- Work to do
Leave out the pictures and return every entry exactly as it appears.
((
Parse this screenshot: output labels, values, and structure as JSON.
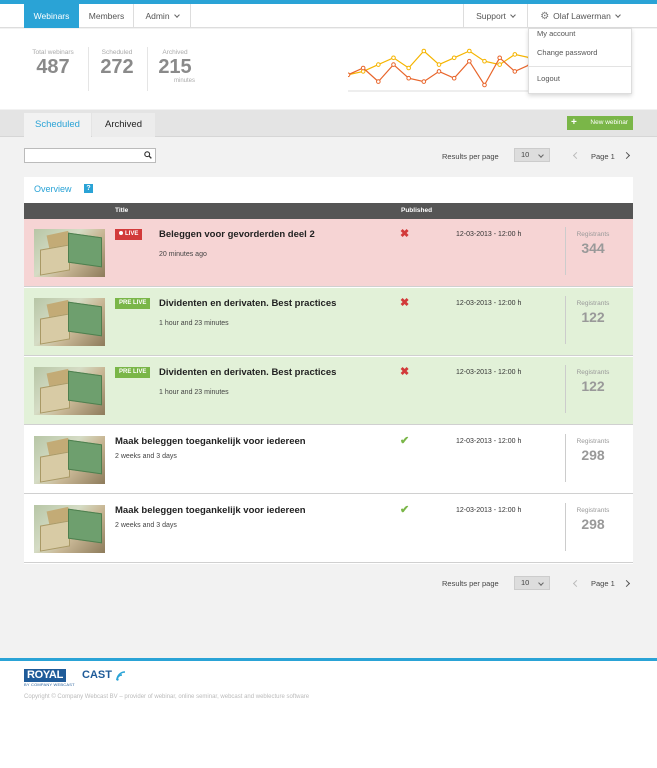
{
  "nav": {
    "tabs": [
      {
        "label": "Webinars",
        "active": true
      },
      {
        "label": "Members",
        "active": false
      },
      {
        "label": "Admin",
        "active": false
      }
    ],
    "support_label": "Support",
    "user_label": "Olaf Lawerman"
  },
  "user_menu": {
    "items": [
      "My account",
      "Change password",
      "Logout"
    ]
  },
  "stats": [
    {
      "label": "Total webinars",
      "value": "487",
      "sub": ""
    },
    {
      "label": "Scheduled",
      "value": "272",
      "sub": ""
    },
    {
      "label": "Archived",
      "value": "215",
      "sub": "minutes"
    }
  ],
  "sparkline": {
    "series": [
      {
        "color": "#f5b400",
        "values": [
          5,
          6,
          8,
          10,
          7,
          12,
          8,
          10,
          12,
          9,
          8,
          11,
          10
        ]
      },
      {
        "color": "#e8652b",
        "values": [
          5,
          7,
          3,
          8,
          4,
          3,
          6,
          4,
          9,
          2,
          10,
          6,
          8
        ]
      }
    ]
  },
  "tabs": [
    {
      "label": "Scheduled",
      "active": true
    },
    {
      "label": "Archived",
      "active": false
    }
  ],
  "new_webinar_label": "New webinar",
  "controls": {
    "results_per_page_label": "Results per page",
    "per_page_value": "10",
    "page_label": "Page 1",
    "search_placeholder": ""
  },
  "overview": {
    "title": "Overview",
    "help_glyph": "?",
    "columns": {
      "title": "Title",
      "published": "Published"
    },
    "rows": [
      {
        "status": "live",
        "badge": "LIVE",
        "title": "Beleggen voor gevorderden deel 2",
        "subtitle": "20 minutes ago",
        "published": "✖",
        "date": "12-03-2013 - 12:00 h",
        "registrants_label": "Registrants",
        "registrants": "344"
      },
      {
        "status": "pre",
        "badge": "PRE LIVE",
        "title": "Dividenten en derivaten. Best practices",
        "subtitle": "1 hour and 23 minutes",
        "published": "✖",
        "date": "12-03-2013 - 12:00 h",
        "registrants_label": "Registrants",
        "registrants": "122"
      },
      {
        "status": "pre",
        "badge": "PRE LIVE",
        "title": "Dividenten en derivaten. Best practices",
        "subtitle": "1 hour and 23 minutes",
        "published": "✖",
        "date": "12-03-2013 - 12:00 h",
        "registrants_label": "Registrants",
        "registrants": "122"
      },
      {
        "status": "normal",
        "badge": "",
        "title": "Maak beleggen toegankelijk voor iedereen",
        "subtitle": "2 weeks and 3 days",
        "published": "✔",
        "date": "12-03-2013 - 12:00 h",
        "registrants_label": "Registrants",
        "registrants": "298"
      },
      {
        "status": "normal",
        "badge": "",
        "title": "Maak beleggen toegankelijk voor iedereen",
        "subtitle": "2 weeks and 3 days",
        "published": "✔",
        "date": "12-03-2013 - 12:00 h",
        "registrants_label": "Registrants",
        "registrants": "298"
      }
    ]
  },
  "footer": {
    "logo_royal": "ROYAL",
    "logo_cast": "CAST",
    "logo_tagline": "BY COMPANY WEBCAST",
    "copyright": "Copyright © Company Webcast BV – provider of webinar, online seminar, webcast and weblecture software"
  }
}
))
- Reply
Parse this screenshot: output labels, values, and structure as JSON.
{
  "nav": {
    "tabs": [
      {
        "label": "Webinars",
        "active": true
      },
      {
        "label": "Members",
        "active": false
      },
      {
        "label": "Admin",
        "active": false
      }
    ],
    "support_label": "Support",
    "user_label": "Olaf Lawerman"
  },
  "user_menu": {
    "items": [
      "My account",
      "Change password",
      "Logout"
    ]
  },
  "stats": [
    {
      "label": "Total webinars",
      "value": "487",
      "sub": ""
    },
    {
      "label": "Scheduled",
      "value": "272",
      "sub": ""
    },
    {
      "label": "Archived",
      "value": "215",
      "sub": "minutes"
    }
  ],
  "sparkline": {
    "series": [
      {
        "color": "#f5b400",
        "values": [
          5,
          6,
          8,
          10,
          7,
          12,
          8,
          10,
          12,
          9,
          8,
          11,
          10
        ]
      },
      {
        "color": "#e8652b",
        "values": [
          5,
          7,
          3,
          8,
          4,
          3,
          6,
          4,
          9,
          2,
          10,
          6,
          8
        ]
      }
    ]
  },
  "tabs": [
    {
      "label": "Scheduled",
      "active": true
    },
    {
      "label": "Archived",
      "active": false
    }
  ],
  "new_webinar_label": "New webinar",
  "controls": {
    "results_per_page_label": "Results per page",
    "per_page_value": "10",
    "page_label": "Page 1",
    "search_placeholder": ""
  },
  "overview": {
    "title": "Overview",
    "help_glyph": "?",
    "columns": {
      "title": "Title",
      "published": "Published"
    },
    "rows": [
      {
        "status": "live",
        "badge": "LIVE",
        "title": "Beleggen voor gevorderden deel 2",
        "subtitle": "20 minutes ago",
        "published": "✖",
        "date": "12-03-2013 - 12:00 h",
        "registrants_label": "Registrants",
        "registrants": "344"
      },
      {
        "status": "pre",
        "badge": "PRE LIVE",
        "title": "Dividenten en derivaten. Best practices",
        "subtitle": "1 hour and 23 minutes",
        "published": "✖",
        "date": "12-03-2013 - 12:00 h",
        "registrants_label": "Registrants",
        "registrants": "122"
      },
      {
        "status": "pre",
        "badge": "PRE LIVE",
        "title": "Dividenten en derivaten. Best practices",
        "subtitle": "1 hour and 23 minutes",
        "published": "✖",
        "date": "12-03-2013 - 12:00 h",
        "registrants_label": "Registrants",
        "registrants": "122"
      },
      {
        "status": "normal",
        "badge": "",
        "title": "Maak beleggen toegankelijk voor iedereen",
        "subtitle": "2 weeks and 3 days",
        "published": "✔",
        "date": "12-03-2013 - 12:00 h",
        "registrants_label": "Registrants",
        "registrants": "298"
      },
      {
        "status": "normal",
        "badge": "",
        "title": "Maak beleggen toegankelijk voor iedereen",
        "subtitle": "2 weeks and 3 days",
        "published": "✔",
        "date": "12-03-2013 - 12:00 h",
        "registrants_label": "Registrants",
        "registrants": "298"
      }
    ]
  },
  "footer": {
    "logo_royal": "ROYAL",
    "logo_cast": "CAST",
    "logo_tagline": "BY COMPANY WEBCAST",
    "copyright": "Copyright © Company Webcast BV – provider of webinar, online seminar, webcast and weblecture software"
  }
}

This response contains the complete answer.